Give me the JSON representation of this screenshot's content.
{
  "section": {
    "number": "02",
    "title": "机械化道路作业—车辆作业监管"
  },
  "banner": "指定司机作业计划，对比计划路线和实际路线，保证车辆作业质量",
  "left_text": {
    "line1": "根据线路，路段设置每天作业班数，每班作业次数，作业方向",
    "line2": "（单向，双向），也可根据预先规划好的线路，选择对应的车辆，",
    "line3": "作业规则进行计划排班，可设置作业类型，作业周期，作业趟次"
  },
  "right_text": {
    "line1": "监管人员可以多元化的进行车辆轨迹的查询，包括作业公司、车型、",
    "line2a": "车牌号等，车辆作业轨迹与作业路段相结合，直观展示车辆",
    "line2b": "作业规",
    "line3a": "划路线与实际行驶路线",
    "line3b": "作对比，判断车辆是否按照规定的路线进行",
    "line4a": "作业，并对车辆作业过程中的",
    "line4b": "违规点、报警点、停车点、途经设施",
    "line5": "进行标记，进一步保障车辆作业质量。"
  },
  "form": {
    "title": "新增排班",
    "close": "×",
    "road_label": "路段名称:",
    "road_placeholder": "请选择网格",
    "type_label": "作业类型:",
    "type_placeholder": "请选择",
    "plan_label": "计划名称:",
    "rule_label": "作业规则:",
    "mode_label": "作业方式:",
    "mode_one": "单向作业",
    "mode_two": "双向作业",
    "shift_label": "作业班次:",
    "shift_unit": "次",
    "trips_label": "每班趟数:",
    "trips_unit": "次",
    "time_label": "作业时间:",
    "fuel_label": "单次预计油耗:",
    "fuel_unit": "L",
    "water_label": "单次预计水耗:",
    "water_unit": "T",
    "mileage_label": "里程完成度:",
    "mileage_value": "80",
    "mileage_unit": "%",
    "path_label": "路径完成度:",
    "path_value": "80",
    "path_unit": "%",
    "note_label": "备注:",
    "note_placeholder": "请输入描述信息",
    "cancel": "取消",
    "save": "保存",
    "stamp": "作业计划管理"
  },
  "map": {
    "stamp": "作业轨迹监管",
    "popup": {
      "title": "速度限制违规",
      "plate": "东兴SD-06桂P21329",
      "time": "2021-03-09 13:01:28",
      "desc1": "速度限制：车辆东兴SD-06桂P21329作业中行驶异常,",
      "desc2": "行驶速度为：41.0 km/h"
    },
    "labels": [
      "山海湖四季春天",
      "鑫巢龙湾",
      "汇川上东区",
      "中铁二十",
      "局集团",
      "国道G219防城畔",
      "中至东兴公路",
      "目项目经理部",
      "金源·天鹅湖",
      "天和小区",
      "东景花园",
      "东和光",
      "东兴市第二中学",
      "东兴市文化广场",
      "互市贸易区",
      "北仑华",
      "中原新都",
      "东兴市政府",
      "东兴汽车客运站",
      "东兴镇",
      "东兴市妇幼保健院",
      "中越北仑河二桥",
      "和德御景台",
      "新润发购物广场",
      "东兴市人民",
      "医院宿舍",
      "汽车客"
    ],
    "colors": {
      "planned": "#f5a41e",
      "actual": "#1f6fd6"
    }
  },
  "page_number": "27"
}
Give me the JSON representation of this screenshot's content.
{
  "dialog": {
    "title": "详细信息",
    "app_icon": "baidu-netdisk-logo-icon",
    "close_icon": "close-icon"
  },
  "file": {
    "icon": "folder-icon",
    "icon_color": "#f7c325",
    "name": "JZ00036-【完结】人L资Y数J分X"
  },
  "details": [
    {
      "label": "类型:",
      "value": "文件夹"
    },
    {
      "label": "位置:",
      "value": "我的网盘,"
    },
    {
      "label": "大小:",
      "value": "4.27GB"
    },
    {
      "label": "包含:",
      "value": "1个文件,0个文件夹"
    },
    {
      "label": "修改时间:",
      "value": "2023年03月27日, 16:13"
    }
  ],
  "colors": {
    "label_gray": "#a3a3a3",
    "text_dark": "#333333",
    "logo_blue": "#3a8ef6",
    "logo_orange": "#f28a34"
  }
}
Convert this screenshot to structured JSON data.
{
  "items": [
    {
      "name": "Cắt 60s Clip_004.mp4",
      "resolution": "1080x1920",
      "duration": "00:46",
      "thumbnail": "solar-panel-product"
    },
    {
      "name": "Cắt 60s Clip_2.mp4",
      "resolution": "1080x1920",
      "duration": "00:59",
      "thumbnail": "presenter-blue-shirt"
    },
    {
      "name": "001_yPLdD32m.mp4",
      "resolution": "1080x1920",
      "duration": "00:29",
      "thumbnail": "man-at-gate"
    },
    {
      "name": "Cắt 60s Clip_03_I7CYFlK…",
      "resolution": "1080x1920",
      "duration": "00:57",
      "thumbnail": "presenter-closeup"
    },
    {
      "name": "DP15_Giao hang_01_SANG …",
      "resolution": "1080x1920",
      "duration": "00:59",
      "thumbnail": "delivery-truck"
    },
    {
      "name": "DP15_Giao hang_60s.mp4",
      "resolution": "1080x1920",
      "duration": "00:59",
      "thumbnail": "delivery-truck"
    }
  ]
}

TO BE DONE = Reproduce every line of the material above exactly.

SOLUTION TO THE PROBLEM =
Give me the JSON representation of this screenshot's content.
{
  "section": {
    "number": "02",
    "title": "机械化道路作业—车辆作业监管"
  },
  "banner": "指定司机作业计划，对比计划路线和实际路线，保证车辆作业质量",
  "left_text": {
    "line1": "根据线路，路段设置每天作业班数，每班作业次数，作业方向",
    "line2": "（单向，双向），也可根据预先规划好的线路，选择对应的车辆，",
    "line3": "作业规则进行计划排班，可设置作业类型，作业周期，作业趟次"
  },
  "right_text": {
    "line1": "监管人员可以多元化的进行车辆轨迹的查询，包括作业公司、车型、",
    "line2a": "车牌号等，车辆作业轨迹与作业路段相结合，直观展示车辆",
    "line2b": "作业规",
    "line3a": "划路线与实际行驶路线",
    "line3b": "作对比，判断车辆是否按照规定的路线进行",
    "line4a": "作业，并对车辆作业过程中的",
    "line4b": "违规点、报警点、停车点、途经设施",
    "line5": "进行标记，进一步保障车辆作业质量。"
  },
  "form": {
    "title": "新增排班",
    "close": "×",
    "road_label": "路段名称:",
    "road_placeholder": "请选择网格",
    "type_label": "作业类型:",
    "type_placeholder": "请选择",
    "plan_label": "计划名称:",
    "rule_label": "作业规则:",
    "mode_label": "作业方式:",
    "mode_one": "单向作业",
    "mode_two": "双向作业",
    "shift_label": "作业班次:",
    "shift_unit": "次",
    "trips_label": "每班趟数:",
    "trips_unit": "次",
    "time_label": "作业时间:",
    "fuel_label": "单次预计油耗:",
    "fuel_unit": "L",
    "water_label": "单次预计水耗:",
    "water_unit": "T",
    "mileage_label": "里程完成度:",
    "mileage_value": "80",
    "mileage_unit": "%",
    "path_label": "路径完成度:",
    "path_value": "80",
    "path_unit": "%",
    "note_label": "备注:",
    "note_placeholder": "请输入描述信息",
    "cancel": "取消",
    "save": "保存",
    "stamp": "作业计划管理"
  },
  "map": {
    "stamp": "作业轨迹监管",
    "popup": {
      "title": "速度限制违规",
      "plate": "东兴SD-06桂P21329",
      "time": "2021-03-09 13:01:28",
      "desc1": "速度限制：车辆东兴SD-06桂P21329作业中行驶异常,",
      "desc2": "行驶速度为：41.0 km/h"
    },
    "labels": [
      "山海湖四季春天",
      "鑫巢龙湾",
      "汇川上东区",
      "中铁二十",
      "局集团",
      "国道G219防城畔",
      "中至东兴公路",
      "目项目经理部",
      "金源·天鹅湖",
      "天和小区",
      "东景花园",
      "东和光",
      "东兴市第二中学",
      "东兴市文化广场",
      "互市贸易区",
      "北仑华",
      "中原新都",
      "东兴市政府",
      "东兴汽车客运站",
      "东兴镇",
      "东兴市妇幼保健院",
      "中越北仑河二桥",
      "和德御景台",
      "新润发购物广场",
      "东兴市人民",
      "医院宿舍",
      "汽车客"
    ],
    "colors": {
      "planned": "#f5a41e",
      "actual": "#1f6fd6"
    }
  },
  "page_number": "27"
}
Give me the JSON representation of this screenshot's content.
{
  "dialog": {
    "title": "详细信息",
    "app_icon": "baidu-netdisk-logo-icon",
    "close_icon": "close-icon"
  },
  "file": {
    "icon": "folder-icon",
    "icon_color": "#f7c325",
    "name": "JZ00036-【完结】人L资Y数J分X"
  },
  "details": [
    {
      "label": "类型:",
      "value": "文件夹"
    },
    {
      "label": "位置:",
      "value": "我的网盘,"
    },
    {
      "label": "大小:",
      "value": "4.27GB"
    },
    {
      "label": "包含:",
      "value": "1个文件,0个文件夹"
    },
    {
      "label": "修改时间:",
      "value": "2023年03月27日, 16:13"
    }
  ],
  "colors": {
    "label_gray": "#a3a3a3",
    "text_dark": "#333333",
    "logo_blue": "#3a8ef6",
    "logo_orange": "#f28a34"
  }
}
Convert this screenshot to structured JSON data.
{
  "items": [
    {
      "name": "Cắt 60s Clip_004.mp4",
      "resolution": "1080x1920",
      "duration": "00:46",
      "thumbnail": "solar-panel-product"
    },
    {
      "name": "Cắt 60s Clip_2.mp4",
      "resolution": "1080x1920",
      "duration": "00:59",
      "thumbnail": "presenter-blue-shirt"
    },
    {
      "name": "001_yPLdD32m.mp4",
      "resolution": "1080x1920",
      "duration": "00:29",
      "thumbnail": "man-at-gate"
    },
    {
      "name": "Cắt 60s Clip_03_I7CYFlK…",
      "resolution": "1080x1920",
      "duration": "00:57",
      "thumbnail": "presenter-closeup"
    },
    {
      "name": "DP15_Giao hang_01_SANG …",
      "resolution": "1080x1920",
      "duration": "00:59",
      "thumbnail": "delivery-truck"
    },
    {
      "name": "DP15_Giao hang_60s.mp4",
      "resolution": "1080x1920",
      "duration": "00:59",
      "thumbnail": "delivery-truck"
    }
  ]
}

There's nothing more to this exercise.